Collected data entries
---

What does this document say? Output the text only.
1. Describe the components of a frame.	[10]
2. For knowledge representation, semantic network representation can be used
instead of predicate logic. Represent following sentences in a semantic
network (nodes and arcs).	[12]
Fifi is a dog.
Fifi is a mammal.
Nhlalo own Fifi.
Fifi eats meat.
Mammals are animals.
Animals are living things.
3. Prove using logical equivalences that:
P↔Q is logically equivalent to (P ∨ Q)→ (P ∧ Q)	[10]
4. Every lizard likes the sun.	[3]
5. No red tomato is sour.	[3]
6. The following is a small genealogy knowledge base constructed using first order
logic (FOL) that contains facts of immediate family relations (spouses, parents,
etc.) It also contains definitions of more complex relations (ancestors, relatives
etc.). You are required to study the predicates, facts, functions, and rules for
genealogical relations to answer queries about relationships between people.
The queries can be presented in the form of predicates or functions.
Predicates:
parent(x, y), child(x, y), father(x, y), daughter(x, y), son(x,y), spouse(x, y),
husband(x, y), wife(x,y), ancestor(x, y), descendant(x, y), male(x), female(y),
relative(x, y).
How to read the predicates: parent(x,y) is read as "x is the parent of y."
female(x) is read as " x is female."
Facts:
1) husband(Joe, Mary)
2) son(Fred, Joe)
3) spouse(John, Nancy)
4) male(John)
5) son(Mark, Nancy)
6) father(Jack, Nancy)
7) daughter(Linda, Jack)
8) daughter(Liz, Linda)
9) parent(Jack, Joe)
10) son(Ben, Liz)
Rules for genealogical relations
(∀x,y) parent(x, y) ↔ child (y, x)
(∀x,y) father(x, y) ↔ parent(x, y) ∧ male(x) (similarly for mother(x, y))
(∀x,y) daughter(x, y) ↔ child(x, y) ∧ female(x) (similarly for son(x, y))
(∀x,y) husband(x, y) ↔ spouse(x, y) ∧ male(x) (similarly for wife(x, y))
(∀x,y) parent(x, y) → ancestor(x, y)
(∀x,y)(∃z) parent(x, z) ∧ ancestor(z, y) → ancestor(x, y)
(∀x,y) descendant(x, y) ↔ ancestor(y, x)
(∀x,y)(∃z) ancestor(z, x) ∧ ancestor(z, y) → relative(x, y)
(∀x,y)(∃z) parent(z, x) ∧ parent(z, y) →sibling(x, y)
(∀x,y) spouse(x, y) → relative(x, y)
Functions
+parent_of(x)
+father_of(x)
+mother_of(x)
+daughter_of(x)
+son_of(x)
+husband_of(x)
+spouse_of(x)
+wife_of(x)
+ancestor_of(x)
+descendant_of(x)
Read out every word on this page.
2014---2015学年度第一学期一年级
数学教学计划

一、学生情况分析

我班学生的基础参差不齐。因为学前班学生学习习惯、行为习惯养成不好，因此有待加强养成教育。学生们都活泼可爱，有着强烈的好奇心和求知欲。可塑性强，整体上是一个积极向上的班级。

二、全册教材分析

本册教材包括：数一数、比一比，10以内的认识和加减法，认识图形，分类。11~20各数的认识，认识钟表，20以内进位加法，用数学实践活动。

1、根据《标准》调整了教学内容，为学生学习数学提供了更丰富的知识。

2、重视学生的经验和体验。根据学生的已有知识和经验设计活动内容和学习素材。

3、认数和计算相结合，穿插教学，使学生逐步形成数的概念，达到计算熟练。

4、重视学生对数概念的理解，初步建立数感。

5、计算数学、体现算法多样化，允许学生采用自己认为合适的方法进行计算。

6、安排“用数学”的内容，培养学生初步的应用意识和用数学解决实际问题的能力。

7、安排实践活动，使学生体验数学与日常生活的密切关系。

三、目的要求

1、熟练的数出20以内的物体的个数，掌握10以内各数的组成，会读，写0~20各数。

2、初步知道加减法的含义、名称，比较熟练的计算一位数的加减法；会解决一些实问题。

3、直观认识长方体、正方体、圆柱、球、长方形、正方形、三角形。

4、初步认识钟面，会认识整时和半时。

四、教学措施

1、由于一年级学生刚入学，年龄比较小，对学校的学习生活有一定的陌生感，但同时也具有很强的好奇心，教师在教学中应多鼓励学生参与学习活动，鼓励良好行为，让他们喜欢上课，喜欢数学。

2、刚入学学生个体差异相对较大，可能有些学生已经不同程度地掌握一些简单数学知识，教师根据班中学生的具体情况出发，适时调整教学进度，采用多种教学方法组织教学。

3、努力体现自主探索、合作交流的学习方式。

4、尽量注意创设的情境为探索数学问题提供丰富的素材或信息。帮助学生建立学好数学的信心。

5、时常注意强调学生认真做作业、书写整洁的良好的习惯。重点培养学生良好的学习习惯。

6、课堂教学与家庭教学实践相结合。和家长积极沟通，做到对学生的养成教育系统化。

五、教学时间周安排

---

* _Task goal_
Reproduce the material precisely, including every line.

* _Solution below_
What does this document say? Output the text only.
1. Describe the components of a frame.	[10]
2. For knowledge representation, semantic network representation can be used
instead of predicate logic. Represent following sentences in a semantic
network (nodes and arcs).	[12]
Fifi is a dog.
Fifi is a mammal.
Nhlalo own Fifi.
Fifi eats meat.
Mammals are animals.
Animals are living things.
3. Prove using logical equivalences that:
P↔Q is logically equivalent to (P ∨ Q)→ (P ∧ Q)	[10]
4. Every lizard likes the sun.	[3]
5. No red tomato is sour.	[3]
6. The following is a small genealogy knowledge base constructed using first order
logic (FOL) that contains facts of immediate family relations (spouses, parents,
etc.) It also contains definitions of more complex relations (ancestors, relatives
etc.). You are required to study the predicates, facts, functions, and rules for
genealogical relations to answer queries about relationships between people.
The queries can be presented in the form of predicates or functions.
Predicates:
parent(x, y), child(x, y), father(x, y), daughter(x, y), son(x,y), spouse(x, y),
husband(x, y), wife(x,y), ancestor(x, y), descendant(x, y), male(x), female(y),
relative(x, y).
How to read the predicates: parent(x,y) is read as "x is the parent of y."
female(x) is read as " x is female."
Facts:
1) husband(Joe, Mary)
2) son(Fred, Joe)
3) spouse(John, Nancy)
4) male(John)
5) son(Mark, Nancy)
6) father(Jack, Nancy)
7) daughter(Linda, Jack)
8) daughter(Liz, Linda)
9) parent(Jack, Joe)
10) son(Ben, Liz)
Rules for genealogical relations
(∀x,y) parent(x, y) ↔ child (y, x)
(∀x,y) father(x, y) ↔ parent(x, y) ∧ male(x) (similarly for mother(x, y))
(∀x,y) daughter(x, y) ↔ child(x, y) ∧ female(x) (similarly for son(x, y))
(∀x,y) husband(x, y) ↔ spouse(x, y) ∧ male(x) (similarly for wife(x, y))
(∀x,y) parent(x, y) → ancestor(x, y)
(∀x,y)(∃z) parent(x, z) ∧ ancestor(z, y) → ancestor(x, y)
(∀x,y) descendant(x, y) ↔ ancestor(y, x)
(∀x,y)(∃z) ancestor(z, x) ∧ ancestor(z, y) → relative(x, y)
(∀x,y)(∃z) parent(z, x) ∧ parent(z, y) →sibling(x, y)
(∀x,y) spouse(x, y) → relative(x, y)
Functions
+parent_of(x)
+father_of(x)
+mother_of(x)
+daughter_of(x)
+son_of(x)
+husband_of(x)
+spouse_of(x)
+wife_of(x)
+ancestor_of(x)
+descendant_of(x)
Read out every word on this page.
2014---2015学年度第一学期一年级
数学教学计划

一、学生情况分析

我班学生的基础参差不齐。因为学前班学生学习习惯、行为习惯养成不好，因此有待加强养成教育。学生们都活泼可爱，有着强烈的好奇心和求知欲。可塑性强，整体上是一个积极向上的班级。

二、全册教材分析

本册教材包括：数一数、比一比，10以内的认识和加减法，认识图形，分类。11~20各数的认识，认识钟表，20以内进位加法，用数学实践活动。

1、根据《标准》调整了教学内容，为学生学习数学提供了更丰富的知识。

2、重视学生的经验和体验。根据学生的已有知识和经验设计活动内容和学习素材。

3、认数和计算相结合，穿插教学，使学生逐步形成数的概念，达到计算熟练。

4、重视学生对数概念的理解，初步建立数感。

5、计算数学、体现算法多样化，允许学生采用自己认为合适的方法进行计算。

6、安排“用数学”的内容，培养学生初步的应用意识和用数学解决实际问题的能力。

7、安排实践活动，使学生体验数学与日常生活的密切关系。

三、目的要求

1、熟练的数出20以内的物体的个数，掌握10以内各数的组成，会读，写0~20各数。

2、初步知道加减法的含义、名称，比较熟练的计算一位数的加减法；会解决一些实问题。

3、直观认识长方体、正方体、圆柱、球、长方形、正方形、三角形。

4、初步认识钟面，会认识整时和半时。

四、教学措施

1、由于一年级学生刚入学，年龄比较小，对学校的学习生活有一定的陌生感，但同时也具有很强的好奇心，教师在教学中应多鼓励学生参与学习活动，鼓励良好行为，让他们喜欢上课，喜欢数学。

2、刚入学学生个体差异相对较大，可能有些学生已经不同程度地掌握一些简单数学知识，教师根据班中学生的具体情况出发，适时调整教学进度，采用多种教学方法组织教学。

3、努力体现自主探索、合作交流的学习方式。

4、尽量注意创设的情境为探索数学问题提供丰富的素材或信息。帮助学生建立学好数学的信心。

5、时常注意强调学生认真做作业、书写整洁的良好的习惯。重点培养学生良好的学习习惯。

6、课堂教学与家庭教学实践相结合。和家长积极沟通，做到对学生的养成教育系统化。

五、教学时间周安排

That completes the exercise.